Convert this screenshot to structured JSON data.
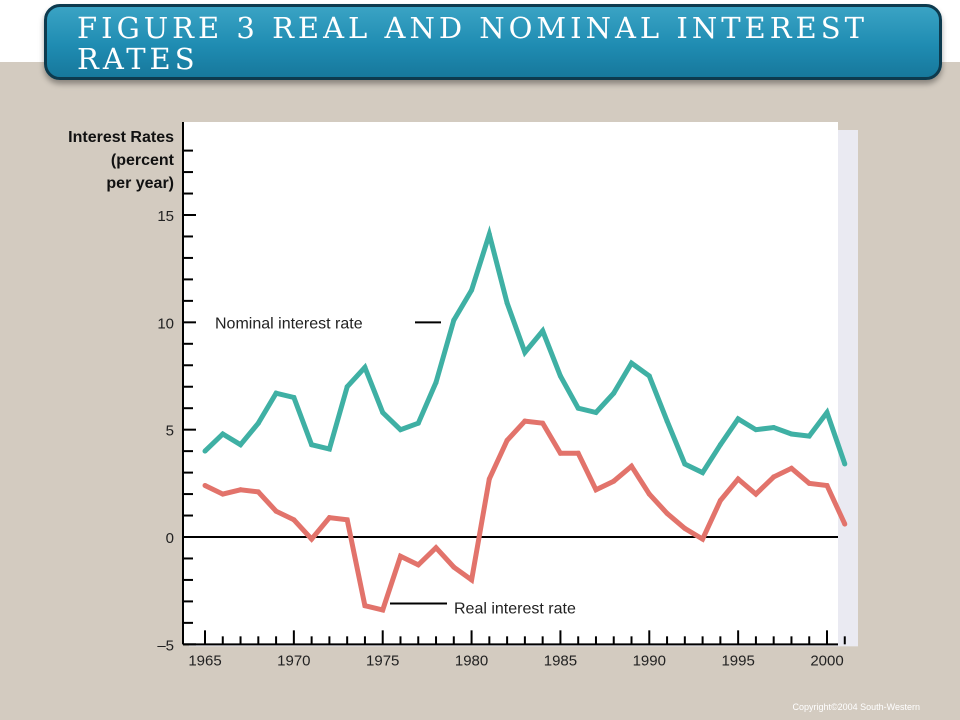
{
  "header": {
    "title": "FIGURE 3 REAL AND NOMINAL INTEREST RATES"
  },
  "footer": {
    "copyright": "Copyright©2004 South-Western"
  },
  "colors": {
    "nominal": "#3fb0a4",
    "real": "#e2736b",
    "title_banner": "#2190b6",
    "background": "#d3cbc0"
  },
  "chart_data": {
    "type": "line",
    "ylabel_lines": [
      "Interest Rates",
      "(percent",
      "per year)"
    ],
    "ylim": [
      -5,
      15
    ],
    "xlim": [
      1964,
      2001
    ],
    "y_ticks": [
      15,
      10,
      5,
      0,
      -5
    ],
    "y_tick_labels": [
      "15",
      "10",
      "5",
      "0",
      "–5"
    ],
    "x_ticks": [
      1965,
      1970,
      1975,
      1980,
      1985,
      1990,
      1995,
      2000
    ],
    "x_tick_labels": [
      "1965",
      "1970",
      "1975",
      "1980",
      "1985",
      "1990",
      "1995",
      "2000"
    ],
    "grid": false,
    "series": [
      {
        "name": "Nominal interest rate",
        "color": "#3fb0a4",
        "points": [
          [
            1965,
            4.0
          ],
          [
            1966,
            4.8
          ],
          [
            1967,
            4.3
          ],
          [
            1968,
            5.3
          ],
          [
            1969,
            6.7
          ],
          [
            1970,
            6.5
          ],
          [
            1971,
            4.3
          ],
          [
            1972,
            4.1
          ],
          [
            1973,
            7.0
          ],
          [
            1974,
            7.9
          ],
          [
            1975,
            5.8
          ],
          [
            1976,
            5.0
          ],
          [
            1977,
            5.3
          ],
          [
            1978,
            7.2
          ],
          [
            1979,
            10.1
          ],
          [
            1980,
            11.5
          ],
          [
            1981,
            14.1
          ],
          [
            1982,
            10.9
          ],
          [
            1983,
            8.6
          ],
          [
            1984,
            9.6
          ],
          [
            1985,
            7.5
          ],
          [
            1986,
            6.0
          ],
          [
            1987,
            5.8
          ],
          [
            1988,
            6.7
          ],
          [
            1989,
            8.1
          ],
          [
            1990,
            7.5
          ],
          [
            1991,
            5.4
          ],
          [
            1992,
            3.4
          ],
          [
            1993,
            3.0
          ],
          [
            1994,
            4.3
          ],
          [
            1995,
            5.5
          ],
          [
            1996,
            5.0
          ],
          [
            1997,
            5.1
          ],
          [
            1998,
            4.8
          ],
          [
            1999,
            4.7
          ],
          [
            2000,
            5.8
          ],
          [
            2001,
            3.4
          ]
        ]
      },
      {
        "name": "Real interest rate",
        "color": "#e2736b",
        "points": [
          [
            1965,
            2.4
          ],
          [
            1966,
            2.0
          ],
          [
            1967,
            2.2
          ],
          [
            1968,
            2.1
          ],
          [
            1969,
            1.2
          ],
          [
            1970,
            0.8
          ],
          [
            1971,
            -0.1
          ],
          [
            1972,
            0.9
          ],
          [
            1973,
            0.8
          ],
          [
            1974,
            -3.2
          ],
          [
            1975,
            -3.4
          ],
          [
            1976,
            -0.9
          ],
          [
            1977,
            -1.3
          ],
          [
            1978,
            -0.5
          ],
          [
            1979,
            -1.4
          ],
          [
            1980,
            -2.0
          ],
          [
            1981,
            2.7
          ],
          [
            1982,
            4.5
          ],
          [
            1983,
            5.4
          ],
          [
            1984,
            5.3
          ],
          [
            1985,
            3.9
          ],
          [
            1986,
            3.9
          ],
          [
            1987,
            2.2
          ],
          [
            1988,
            2.6
          ],
          [
            1989,
            3.3
          ],
          [
            1990,
            2.0
          ],
          [
            1991,
            1.1
          ],
          [
            1992,
            0.4
          ],
          [
            1993,
            -0.1
          ],
          [
            1994,
            1.7
          ],
          [
            1995,
            2.7
          ],
          [
            1996,
            2.0
          ],
          [
            1997,
            2.8
          ],
          [
            1998,
            3.2
          ],
          [
            1999,
            2.5
          ],
          [
            2000,
            2.4
          ],
          [
            2001,
            0.6
          ]
        ]
      }
    ],
    "annotations": [
      {
        "text": "Nominal interest rate",
        "series": "Nominal interest rate"
      },
      {
        "text": "Real interest rate",
        "series": "Real interest rate"
      }
    ]
  }
}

+ + +

→ **WHAT TO WORK ON**
Using the material above, count the lines containing the word "name". Reply with the number alone.

→ **THE RESPONSE**
2